(Data entries)
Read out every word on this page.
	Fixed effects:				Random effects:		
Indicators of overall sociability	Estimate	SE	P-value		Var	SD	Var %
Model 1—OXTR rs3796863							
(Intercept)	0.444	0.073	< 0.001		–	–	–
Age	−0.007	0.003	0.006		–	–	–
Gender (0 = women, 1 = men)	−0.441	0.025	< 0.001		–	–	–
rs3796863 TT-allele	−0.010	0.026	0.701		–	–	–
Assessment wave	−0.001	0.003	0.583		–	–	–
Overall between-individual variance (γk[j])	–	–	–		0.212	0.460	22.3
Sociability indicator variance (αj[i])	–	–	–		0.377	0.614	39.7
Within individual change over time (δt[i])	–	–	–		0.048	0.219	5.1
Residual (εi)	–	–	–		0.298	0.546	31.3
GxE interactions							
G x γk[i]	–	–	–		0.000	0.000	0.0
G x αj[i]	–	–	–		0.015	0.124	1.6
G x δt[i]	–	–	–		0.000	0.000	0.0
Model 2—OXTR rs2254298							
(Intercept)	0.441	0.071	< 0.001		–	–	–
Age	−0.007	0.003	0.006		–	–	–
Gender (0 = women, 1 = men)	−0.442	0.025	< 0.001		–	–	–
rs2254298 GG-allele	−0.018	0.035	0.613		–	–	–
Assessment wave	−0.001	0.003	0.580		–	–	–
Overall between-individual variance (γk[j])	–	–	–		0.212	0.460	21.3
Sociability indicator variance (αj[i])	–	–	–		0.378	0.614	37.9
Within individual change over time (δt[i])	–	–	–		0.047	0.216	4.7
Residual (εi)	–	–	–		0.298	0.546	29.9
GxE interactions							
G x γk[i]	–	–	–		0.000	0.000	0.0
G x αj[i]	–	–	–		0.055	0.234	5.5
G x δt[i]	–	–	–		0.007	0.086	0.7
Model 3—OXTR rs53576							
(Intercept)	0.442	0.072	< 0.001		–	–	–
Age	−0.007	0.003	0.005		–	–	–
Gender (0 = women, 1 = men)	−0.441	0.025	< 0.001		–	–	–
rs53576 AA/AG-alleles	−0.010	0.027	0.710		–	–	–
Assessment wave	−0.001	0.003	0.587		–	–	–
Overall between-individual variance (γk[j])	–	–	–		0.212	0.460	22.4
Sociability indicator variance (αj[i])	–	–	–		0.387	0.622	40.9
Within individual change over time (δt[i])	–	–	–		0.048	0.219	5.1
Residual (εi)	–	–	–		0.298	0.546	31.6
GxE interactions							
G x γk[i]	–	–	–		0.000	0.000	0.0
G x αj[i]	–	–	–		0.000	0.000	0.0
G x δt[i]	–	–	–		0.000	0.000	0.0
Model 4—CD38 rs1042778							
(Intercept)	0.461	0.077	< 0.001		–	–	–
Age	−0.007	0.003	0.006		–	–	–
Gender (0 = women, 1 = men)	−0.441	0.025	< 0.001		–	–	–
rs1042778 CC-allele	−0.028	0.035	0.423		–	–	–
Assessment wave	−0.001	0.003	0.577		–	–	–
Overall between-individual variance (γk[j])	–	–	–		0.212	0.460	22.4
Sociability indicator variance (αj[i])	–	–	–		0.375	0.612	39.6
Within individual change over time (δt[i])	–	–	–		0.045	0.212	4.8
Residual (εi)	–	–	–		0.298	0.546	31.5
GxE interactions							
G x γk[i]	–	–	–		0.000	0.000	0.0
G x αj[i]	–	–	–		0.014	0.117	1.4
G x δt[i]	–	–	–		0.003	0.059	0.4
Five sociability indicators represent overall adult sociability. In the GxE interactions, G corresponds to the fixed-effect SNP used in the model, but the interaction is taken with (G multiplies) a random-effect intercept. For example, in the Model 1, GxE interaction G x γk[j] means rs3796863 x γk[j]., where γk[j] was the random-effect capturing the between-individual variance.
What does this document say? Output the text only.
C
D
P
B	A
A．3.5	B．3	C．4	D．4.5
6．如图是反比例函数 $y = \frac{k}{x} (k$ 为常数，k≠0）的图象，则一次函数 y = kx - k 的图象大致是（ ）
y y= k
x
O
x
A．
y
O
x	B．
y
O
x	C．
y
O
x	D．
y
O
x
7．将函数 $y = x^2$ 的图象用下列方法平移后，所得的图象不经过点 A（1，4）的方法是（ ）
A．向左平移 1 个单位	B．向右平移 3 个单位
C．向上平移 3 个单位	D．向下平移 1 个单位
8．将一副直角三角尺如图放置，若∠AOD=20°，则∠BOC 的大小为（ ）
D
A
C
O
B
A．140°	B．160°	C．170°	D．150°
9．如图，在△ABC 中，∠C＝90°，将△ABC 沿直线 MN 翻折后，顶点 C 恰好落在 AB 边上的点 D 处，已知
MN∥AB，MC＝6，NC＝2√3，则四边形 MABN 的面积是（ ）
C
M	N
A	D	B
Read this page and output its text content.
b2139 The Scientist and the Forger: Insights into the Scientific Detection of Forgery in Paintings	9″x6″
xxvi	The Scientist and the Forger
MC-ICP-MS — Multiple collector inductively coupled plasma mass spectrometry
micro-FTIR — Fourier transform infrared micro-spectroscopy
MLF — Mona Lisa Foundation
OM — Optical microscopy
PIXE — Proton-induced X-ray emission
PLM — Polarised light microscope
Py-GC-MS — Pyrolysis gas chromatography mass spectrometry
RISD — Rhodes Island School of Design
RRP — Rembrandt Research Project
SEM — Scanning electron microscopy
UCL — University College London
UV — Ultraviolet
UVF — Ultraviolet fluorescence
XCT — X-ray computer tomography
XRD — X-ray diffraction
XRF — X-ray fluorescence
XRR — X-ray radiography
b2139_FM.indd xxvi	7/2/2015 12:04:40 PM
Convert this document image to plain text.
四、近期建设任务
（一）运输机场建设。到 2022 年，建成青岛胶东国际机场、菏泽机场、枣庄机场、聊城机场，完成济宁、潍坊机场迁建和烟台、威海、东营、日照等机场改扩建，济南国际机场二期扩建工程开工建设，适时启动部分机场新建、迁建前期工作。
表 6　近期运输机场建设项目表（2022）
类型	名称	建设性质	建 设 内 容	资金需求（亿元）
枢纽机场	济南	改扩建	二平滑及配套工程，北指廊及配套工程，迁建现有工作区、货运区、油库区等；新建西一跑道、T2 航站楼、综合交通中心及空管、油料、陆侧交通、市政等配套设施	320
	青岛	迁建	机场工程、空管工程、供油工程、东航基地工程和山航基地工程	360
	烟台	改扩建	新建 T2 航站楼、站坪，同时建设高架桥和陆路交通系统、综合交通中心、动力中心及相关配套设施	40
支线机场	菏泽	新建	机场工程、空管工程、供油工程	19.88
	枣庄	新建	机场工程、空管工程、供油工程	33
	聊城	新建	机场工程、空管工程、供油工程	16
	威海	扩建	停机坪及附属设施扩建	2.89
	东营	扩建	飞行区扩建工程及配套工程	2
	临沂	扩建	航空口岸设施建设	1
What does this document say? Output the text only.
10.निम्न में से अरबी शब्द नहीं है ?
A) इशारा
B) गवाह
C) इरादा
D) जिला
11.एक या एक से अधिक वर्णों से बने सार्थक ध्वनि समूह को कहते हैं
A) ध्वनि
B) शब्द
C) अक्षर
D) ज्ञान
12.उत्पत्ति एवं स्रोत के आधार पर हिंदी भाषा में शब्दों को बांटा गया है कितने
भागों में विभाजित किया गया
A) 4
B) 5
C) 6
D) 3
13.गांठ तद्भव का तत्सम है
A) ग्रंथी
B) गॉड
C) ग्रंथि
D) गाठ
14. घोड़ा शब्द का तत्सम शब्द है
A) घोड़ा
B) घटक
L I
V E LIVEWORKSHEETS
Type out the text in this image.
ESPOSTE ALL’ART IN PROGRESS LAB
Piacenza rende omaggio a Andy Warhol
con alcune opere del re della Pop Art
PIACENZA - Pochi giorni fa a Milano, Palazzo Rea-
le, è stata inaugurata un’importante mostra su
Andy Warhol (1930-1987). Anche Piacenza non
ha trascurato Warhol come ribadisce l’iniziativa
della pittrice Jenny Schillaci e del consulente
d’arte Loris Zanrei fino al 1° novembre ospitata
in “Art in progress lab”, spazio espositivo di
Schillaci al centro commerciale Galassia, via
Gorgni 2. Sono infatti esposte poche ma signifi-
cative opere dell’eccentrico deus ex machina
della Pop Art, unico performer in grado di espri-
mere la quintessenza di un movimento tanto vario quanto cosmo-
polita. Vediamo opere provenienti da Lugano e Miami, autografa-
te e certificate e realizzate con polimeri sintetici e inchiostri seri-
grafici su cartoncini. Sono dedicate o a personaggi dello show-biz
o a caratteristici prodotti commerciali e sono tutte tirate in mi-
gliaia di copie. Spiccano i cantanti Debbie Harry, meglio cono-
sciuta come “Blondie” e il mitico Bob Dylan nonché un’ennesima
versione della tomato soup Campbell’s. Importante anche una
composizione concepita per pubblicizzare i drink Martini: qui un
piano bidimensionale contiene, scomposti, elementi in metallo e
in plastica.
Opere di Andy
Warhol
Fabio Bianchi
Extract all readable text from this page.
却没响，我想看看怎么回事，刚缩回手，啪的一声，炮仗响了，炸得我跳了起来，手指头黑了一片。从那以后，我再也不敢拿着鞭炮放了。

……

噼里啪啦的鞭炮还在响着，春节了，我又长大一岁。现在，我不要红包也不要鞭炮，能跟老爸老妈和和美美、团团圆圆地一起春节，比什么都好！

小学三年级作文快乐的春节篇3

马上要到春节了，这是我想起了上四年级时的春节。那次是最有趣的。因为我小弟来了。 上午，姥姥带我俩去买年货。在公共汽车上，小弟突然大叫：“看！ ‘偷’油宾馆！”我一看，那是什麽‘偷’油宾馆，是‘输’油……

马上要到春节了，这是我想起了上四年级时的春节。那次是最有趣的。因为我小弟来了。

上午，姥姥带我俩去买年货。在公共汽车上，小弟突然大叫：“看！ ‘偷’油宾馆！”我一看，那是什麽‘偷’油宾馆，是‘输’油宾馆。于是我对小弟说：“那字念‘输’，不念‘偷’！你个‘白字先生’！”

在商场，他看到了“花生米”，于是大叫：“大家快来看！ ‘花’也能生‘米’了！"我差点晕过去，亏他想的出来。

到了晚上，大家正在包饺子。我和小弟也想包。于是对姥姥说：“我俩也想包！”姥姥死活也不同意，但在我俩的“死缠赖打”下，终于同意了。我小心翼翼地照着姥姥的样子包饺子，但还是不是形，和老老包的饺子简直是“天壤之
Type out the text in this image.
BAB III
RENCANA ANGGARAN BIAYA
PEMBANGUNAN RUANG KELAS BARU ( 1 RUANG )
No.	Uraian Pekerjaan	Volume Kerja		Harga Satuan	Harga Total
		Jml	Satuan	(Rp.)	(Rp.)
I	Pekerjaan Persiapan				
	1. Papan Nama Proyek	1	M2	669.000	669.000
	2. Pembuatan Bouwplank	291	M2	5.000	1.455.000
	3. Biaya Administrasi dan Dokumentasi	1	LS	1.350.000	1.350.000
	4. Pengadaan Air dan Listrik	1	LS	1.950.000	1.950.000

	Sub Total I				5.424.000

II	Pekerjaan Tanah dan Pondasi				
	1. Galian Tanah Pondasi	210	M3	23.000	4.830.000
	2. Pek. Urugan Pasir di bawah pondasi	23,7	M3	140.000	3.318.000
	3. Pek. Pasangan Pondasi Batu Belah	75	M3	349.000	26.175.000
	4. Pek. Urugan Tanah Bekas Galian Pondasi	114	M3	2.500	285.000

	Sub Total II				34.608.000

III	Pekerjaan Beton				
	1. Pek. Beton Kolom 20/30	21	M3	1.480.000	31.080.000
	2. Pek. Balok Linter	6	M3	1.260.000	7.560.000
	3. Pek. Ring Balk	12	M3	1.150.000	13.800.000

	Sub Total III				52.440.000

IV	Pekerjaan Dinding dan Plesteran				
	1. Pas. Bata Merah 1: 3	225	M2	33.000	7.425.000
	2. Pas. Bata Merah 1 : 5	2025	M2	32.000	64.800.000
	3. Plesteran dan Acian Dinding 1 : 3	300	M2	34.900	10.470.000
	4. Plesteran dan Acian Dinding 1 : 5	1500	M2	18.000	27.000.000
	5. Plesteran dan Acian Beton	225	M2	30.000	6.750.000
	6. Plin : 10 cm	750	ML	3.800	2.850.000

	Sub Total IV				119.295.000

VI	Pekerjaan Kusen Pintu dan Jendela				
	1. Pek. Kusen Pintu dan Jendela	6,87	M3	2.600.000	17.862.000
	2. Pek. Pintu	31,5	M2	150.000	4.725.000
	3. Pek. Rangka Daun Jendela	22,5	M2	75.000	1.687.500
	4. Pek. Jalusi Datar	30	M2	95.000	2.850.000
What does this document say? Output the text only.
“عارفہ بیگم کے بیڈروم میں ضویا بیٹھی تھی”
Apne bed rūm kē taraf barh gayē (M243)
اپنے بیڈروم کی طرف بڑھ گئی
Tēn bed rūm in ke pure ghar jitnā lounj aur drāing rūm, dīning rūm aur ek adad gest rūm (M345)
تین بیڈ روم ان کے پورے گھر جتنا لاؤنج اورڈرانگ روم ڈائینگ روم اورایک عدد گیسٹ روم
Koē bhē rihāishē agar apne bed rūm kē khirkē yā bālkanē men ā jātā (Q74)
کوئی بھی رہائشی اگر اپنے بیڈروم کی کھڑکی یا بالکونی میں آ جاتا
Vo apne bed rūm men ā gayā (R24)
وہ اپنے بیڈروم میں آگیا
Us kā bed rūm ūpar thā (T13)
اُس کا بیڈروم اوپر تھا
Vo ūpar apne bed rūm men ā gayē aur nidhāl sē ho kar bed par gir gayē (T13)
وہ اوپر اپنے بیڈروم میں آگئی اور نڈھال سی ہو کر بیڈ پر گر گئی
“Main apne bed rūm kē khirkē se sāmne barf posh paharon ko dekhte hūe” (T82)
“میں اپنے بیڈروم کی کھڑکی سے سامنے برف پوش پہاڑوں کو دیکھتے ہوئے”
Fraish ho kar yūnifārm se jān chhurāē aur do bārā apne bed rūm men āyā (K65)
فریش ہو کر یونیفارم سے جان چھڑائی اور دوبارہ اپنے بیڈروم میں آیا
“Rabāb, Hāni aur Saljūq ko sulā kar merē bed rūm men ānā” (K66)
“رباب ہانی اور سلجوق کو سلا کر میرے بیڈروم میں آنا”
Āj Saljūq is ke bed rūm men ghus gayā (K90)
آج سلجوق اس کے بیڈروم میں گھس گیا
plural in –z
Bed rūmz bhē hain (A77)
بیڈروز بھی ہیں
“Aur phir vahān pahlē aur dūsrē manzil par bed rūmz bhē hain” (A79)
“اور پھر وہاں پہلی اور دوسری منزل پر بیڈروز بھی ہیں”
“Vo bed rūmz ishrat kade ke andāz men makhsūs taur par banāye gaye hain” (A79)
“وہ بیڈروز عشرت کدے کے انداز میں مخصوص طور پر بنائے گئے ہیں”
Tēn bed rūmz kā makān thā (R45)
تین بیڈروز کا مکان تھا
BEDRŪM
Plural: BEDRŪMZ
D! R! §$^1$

__Written exercise__
Pull every line containing "Forger" from the data.

__Solution below__
b2139 The Scientist and the Forger: Insights into the Scientific Detection of Forgery in Paintings	9″x6″
xxvi	The Scientist and the Forger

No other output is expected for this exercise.